TASK TO CARRY OUT: Read the lines that follow and pick out every one containing the word "Vide".

MATERIAL:
-----

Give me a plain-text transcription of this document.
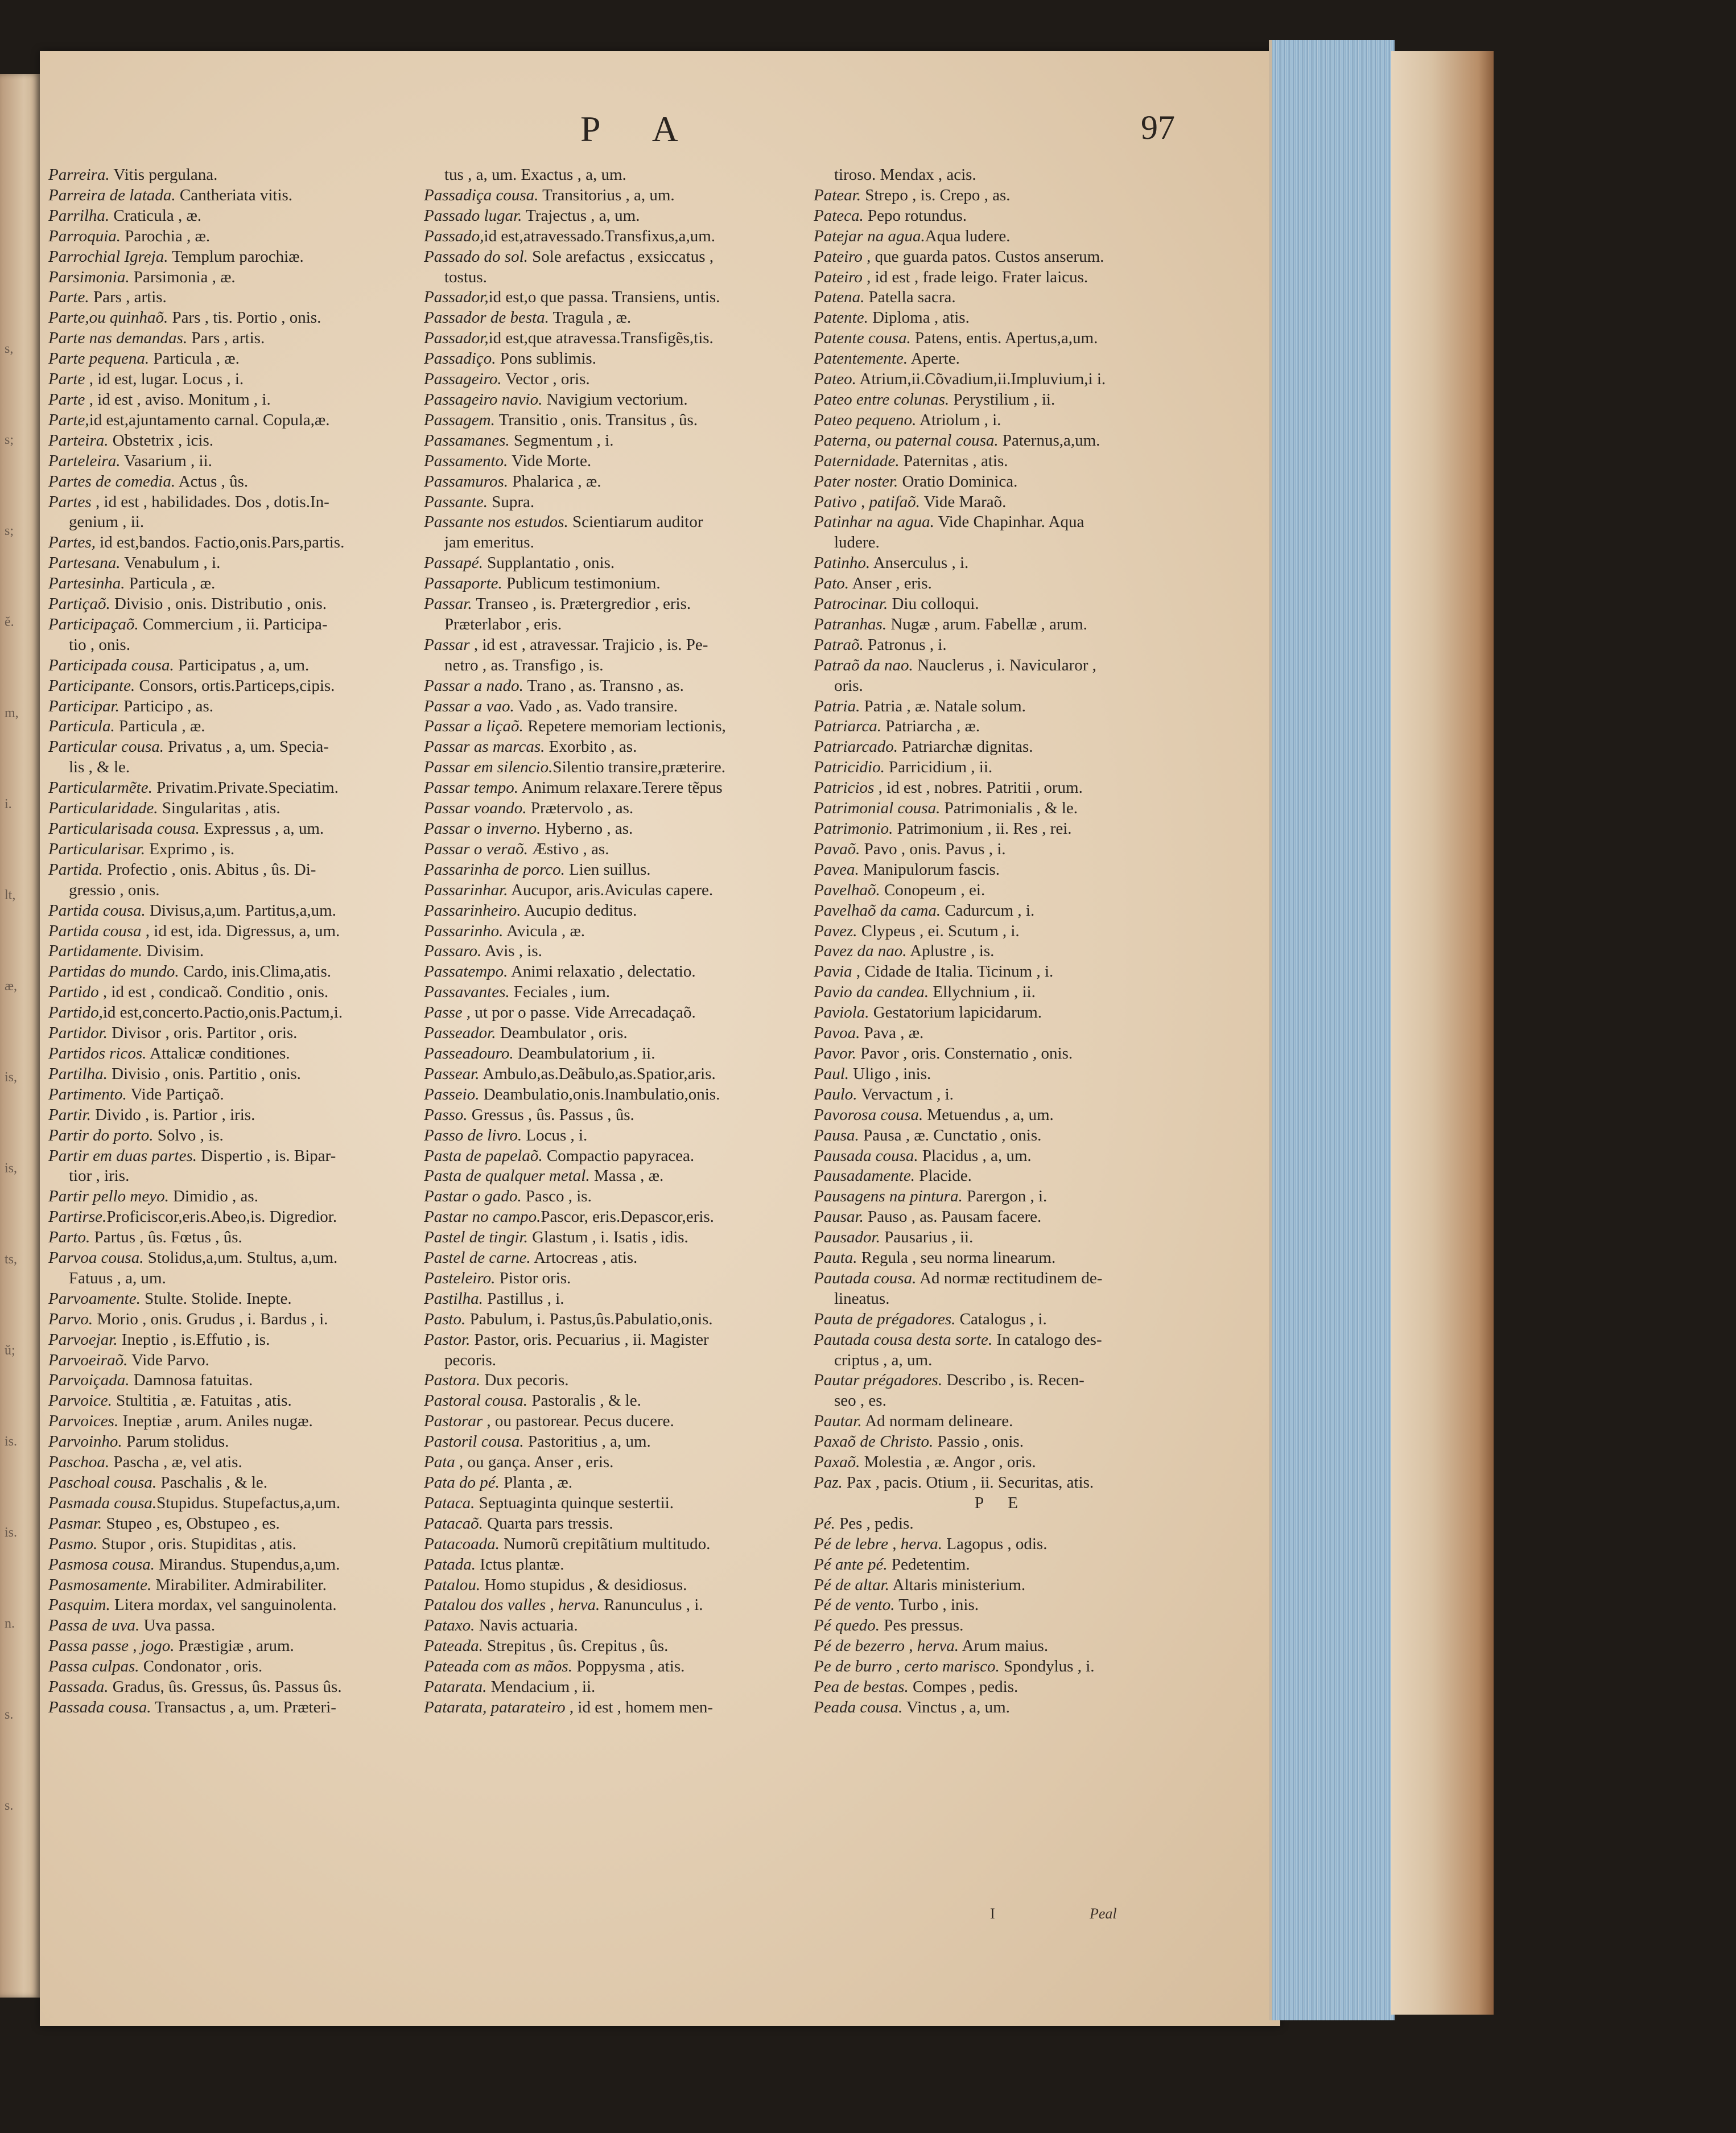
s,
s;
s;
ĕ.
m,
i.
lt,
æ,
is,
is,
ts,
ŭ;
is.
is.
n.
s.
s.
P A	97
Parreira. Vitis pergulana.
Parreira de latada. Cantheriata vitis.
Parrilha. Craticula , æ.
Parroquia. Parochia , æ.
Parrochial Igreja. Templum parochiæ.
Parsimonia. Parsimonia , æ.
Parte. Pars , artis.
Parte,ou quinhaõ. Pars , tis. Portio , onis.
Parte nas demandas. Pars , artis.
Parte pequena. Particula , æ.
Parte , id est, lugar. Locus , i.
Parte , id est , aviso. Monitum , i.
Parte,id est,ajuntamento carnal. Copula,æ.
Parteira. Obstetrix , icis.
Parteleira. Vasarium , ii.
Partes de comedia. Actus , ûs.
Partes , id est , habilidades. Dos , dotis.In-
genium , ii.
Partes, id est,bandos. Factio,onis.Pars,partis.
Partesana. Venabulum , i.
Partesinha. Particula , æ.
Partiçaõ. Divisio , onis. Distributio , onis.
Participaçaõ. Commercium , ii. Participa-
tio , onis.
Participada cousa. Participatus , a, um.
Participante. Consors, ortis.Particeps,cipis.
Participar. Participo , as.
Particula. Particula , æ.
Particular cousa. Privatus , a, um. Specia-
lis , & le.
Particularmẽte. Privatim.Private.Speciatim.
Particularidade. Singularitas , atis.
Particularisada cousa. Expressus , a, um.
Particularisar. Exprimo , is.
Partida. Profectio , onis. Abitus , ûs. Di-
gressio , onis.
Partida cousa. Divisus,a,um. Partitus,a,um.
Partida cousa , id est, ida. Digressus, a, um.
Partidamente. Divisim.
Partidas do mundo. Cardo, inis.Clima,atis.
Partido , id est , condicaõ. Conditio , onis.
Partido,id est,concerto.Pactio,onis.Pactum,i.
Partidor. Divisor , oris. Partitor , oris.
Partidos ricos. Attalicæ conditiones.
Partilha. Divisio , onis. Partitio , onis.
Partimento. Vide Partiçaõ.
Partir. Divido , is. Partior , iris.
Partir do porto. Solvo , is.
Partir em duas partes. Dispertio , is. Bipar-
tior , iris.
Partir pello meyo. Dimidio , as.
Partirse.Proficiscor,eris.Abeo,is. Digredior.
Parto. Partus , ûs. Fœtus , ûs.
Parvoa cousa. Stolidus,a,um. Stultus, a,um.
Fatuus , a, um.
Parvoamente. Stulte. Stolide. Inepte.
Parvo. Morio , onis. Grudus , i. Bardus , i.
Parvoejar. Ineptio , is.Effutio , is.
Parvoeiraõ. Vide Parvo.
Parvoiçada. Damnosa fatuitas.
Parvoice. Stultitia , æ. Fatuitas , atis.
Parvoices. Ineptiæ , arum. Aniles nugæ.
Parvoinho. Parum stolidus.
Paschoa. Pascha , æ, vel atis.
Paschoal cousa. Paschalis , & le.
Pasmada cousa.Stupidus. Stupefactus,a,um.
Pasmar. Stupeo , es, Obstupeo , es.
Pasmo. Stupor , oris. Stupiditas , atis.
Pasmosa cousa. Mirandus. Stupendus,a,um.
Pasmosamente. Mirabiliter. Admirabiliter.
Pasquim. Litera mordax, vel sanguinolenta.
Passa de uva. Uva passa.
Passa passe , jogo. Præstigiæ , arum.
Passa culpas. Condonator , oris.
Passada. Gradus, ûs. Gressus, ûs. Passus ûs.
Passada cousa. Transactus , a, um. Præteri-
tus , a, um. Exactus , a, um.
Passadiça cousa. Transitorius , a, um.
Passado lugar. Trajectus , a, um.
Passado,id est,atravessado.Transfixus,a,um.
Passado do sol. Sole arefactus , exsiccatus ,
tostus.
Passador,id est,o que passa. Transiens, untis.
Passador de besta. Tragula , æ.
Passador,id est,que atravessa.Transfigẽs,tis.
Passadiço. Pons sublimis.
Passageiro. Vector , oris.
Passageiro navio. Navigium vectorium.
Passagem. Transitio , onis. Transitus , ûs.
Passamanes. Segmentum , i.
Passamento. Vide Morte.
Passamuros. Phalarica , æ.
Passante. Supra.
Passante nos estudos. Scientiarum auditor
jam emeritus.
Passapé. Supplantatio , onis.
Passaporte. Publicum testimonium.
Passar. Transeo , is. Prætergredior , eris.
Præterlabor , eris.
Passar , id est , atravessar. Trajicio , is. Pe-
netro , as. Transfigo , is.
Passar a nado. Trano , as. Transno , as.
Passar a vao. Vado , as. Vado transire.
Passar a liçaõ. Repetere memoriam lectionis,
Passar as marcas. Exorbito , as.
Passar em silencio.Silentio transire,præterire.
Passar tempo. Animum relaxare.Terere tẽpus
Passar voando. Prætervolo , as.
Passar o inverno. Hyberno , as.
Passar o veraõ. Æstivo , as.
Passarinha de porco. Lien suillus.
Passarinhar. Aucupor, aris.Aviculas capere.
Passarinheiro. Aucupio deditus.
Passarinho. Avicula , æ.
Passaro. Avis , is.
Passatempo. Animi relaxatio , delectatio.
Passavantes. Feciales , ium.
Passe , ut por o passe. Vide Arrecadaçaõ.
Passeador. Deambulator , oris.
Passeadouro. Deambulatorium , ii.
Passear. Ambulo,as.Deãbulo,as.Spatior,aris.
Passeio. Deambulatio,onis.Inambulatio,onis.
Passo. Gressus , ûs. Passus , ûs.
Passo de livro. Locus , i.
Pasta de papelaõ. Compactio papyracea.
Pasta de qualquer metal. Massa , æ.
Pastar o gado. Pasco , is.
Pastar no campo.Pascor, eris.Depascor,eris.
Pastel de tingir. Glastum , i. Isatis , idis.
Pastel de carne. Artocreas , atis.
Pasteleiro. Pistor oris.
Pastilha. Pastillus , i.
Pasto. Pabulum, i. Pastus,ûs.Pabulatio,onis.
Pastor. Pastor, oris. Pecuarius , ii. Magister
pecoris.
Pastora. Dux pecoris.
Pastoral cousa. Pastoralis , & le.
Pastorar , ou pastorear. Pecus ducere.
Pastoril cousa. Pastoritius , a, um.
Pata , ou gança. Anser , eris.
Pata do pé. Planta , æ.
Pataca. Septuaginta quinque sestertii.
Patacaõ. Quarta pars tressis.
Patacoada. Numorũ crepitãtium multitudo.
Patada. Ictus plantæ.
Patalou. Homo stupidus , & desidiosus.
Patalou dos valles , herva. Ranunculus , i.
Pataxo. Navis actuaria.
Pateada. Strepitus , ûs. Crepitus , ûs.
Pateada com as mãos. Poppysma , atis.
Patarata. Mendacium , ii.
Patarata, patarateiro , id est , homem men-
tiroso. Mendax , acis.
Patear. Strepo , is. Crepo , as.
Pateca. Pepo rotundus.
Patejar na agua.Aqua ludere.
Pateiro , que guarda patos. Custos anserum.
Pateiro , id est , frade leigo. Frater laicus.
Patena. Patella sacra.
Patente. Diploma , atis.
Patente cousa. Patens, entis. Apertus,a,um.
Patentemente. Aperte.
Pateo. Atrium,ii.Cõvadium,ii.Impluvium,i i.
Pateo entre colunas. Perystilium , ii.
Pateo pequeno. Atriolum , i.
Paterna, ou paternal cousa. Paternus,a,um.
Paternidade. Paternitas , atis.
Pater noster. Oratio Dominica.
Pativo , patifaõ. Vide Maraõ.
Patinhar na agua. Vide Chapinhar. Aqua
ludere.
Patinho. Anserculus , i.
Pato. Anser , eris.
Patrocinar. Diu colloqui.
Patranhas. Nugæ , arum. Fabellæ , arum.
Patraõ. Patronus , i.
Patraõ da nao. Nauclerus , i. Navicularor ,
oris.
Patria. Patria , æ. Natale solum.
Patriarca. Patriarcha , æ.
Patriarcado. Patriarchæ dignitas.
Patricidio. Parricidium , ii.
Patricios , id est , nobres. Patritii , orum.
Patrimonial cousa. Patrimonialis , & le.
Patrimonio. Patrimonium , ii. Res , rei.
Pavaõ. Pavo , onis. Pavus , i.
Pavea. Manipulorum fascis.
Pavelhaõ. Conopeum , ei.
Pavelhaõ da cama. Cadurcum , i.
Pavez. Clypeus , ei. Scutum , i.
Pavez da nao. Aplustre , is.
Pavia , Cidade de Italia. Ticinum , i.
Pavio da candea. Ellychnium , ii.
Paviola. Gestatorium lapicidarum.
Pavoa. Pava , æ.
Pavor. Pavor , oris. Consternatio , onis.
Paul. Uligo , inis.
Paulo. Vervactum , i.
Pavorosa cousa. Metuendus , a, um.
Pausa. Pausa , æ. Cunctatio , onis.
Pausada cousa. Placidus , a, um.
Pausadamente. Placide.
Pausagens na pintura. Parergon , i.
Pausar. Pauso , as. Pausam facere.
Pausador. Pausarius , ii.
Pauta. Regula , seu norma linearum.
Pautada cousa. Ad normæ rectitudinem de-
lineatus.
Pauta de prégadores. Catalogus , i.
Pautada cousa desta sorte. In catalogo des-
criptus , a, um.
Pautar prégadores. Describo , is. Recen-
seo , es.
Pautar. Ad normam delineare.
Paxaõ de Christo. Passio , onis.
Paxaõ. Molestia , æ. Angor , oris.
Paz. Pax , pacis. Otium , ii. Securitas, atis.
P E
Pé. Pes , pedis.
Pé de lebre , herva. Lagopus , odis.
Pé ante pé. Pedetentim.
Pé de altar. Altaris ministerium.
Pé de vento. Turbo , inis.
Pé quedo. Pes pressus.
Pé de bezerro , herva. Arum maius.
Pe de burro , certo marisco. Spondylus , i.
Pea de bestas. Compes , pedis.
Peada cousa. Vinctus , a, um.
Peal
I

-----

SOLUTION TO THIS EXERCISE:
Partimento. Vide Partiçaõ.
Parvoeiraõ. Vide Parvo.
Passamento. Vide Morte.
Passe , ut por o passe. Vide Arrecadaçaõ.
Pativo , patifaõ. Vide Maraõ.
Patinhar na agua. Vide Chapinhar. Aqua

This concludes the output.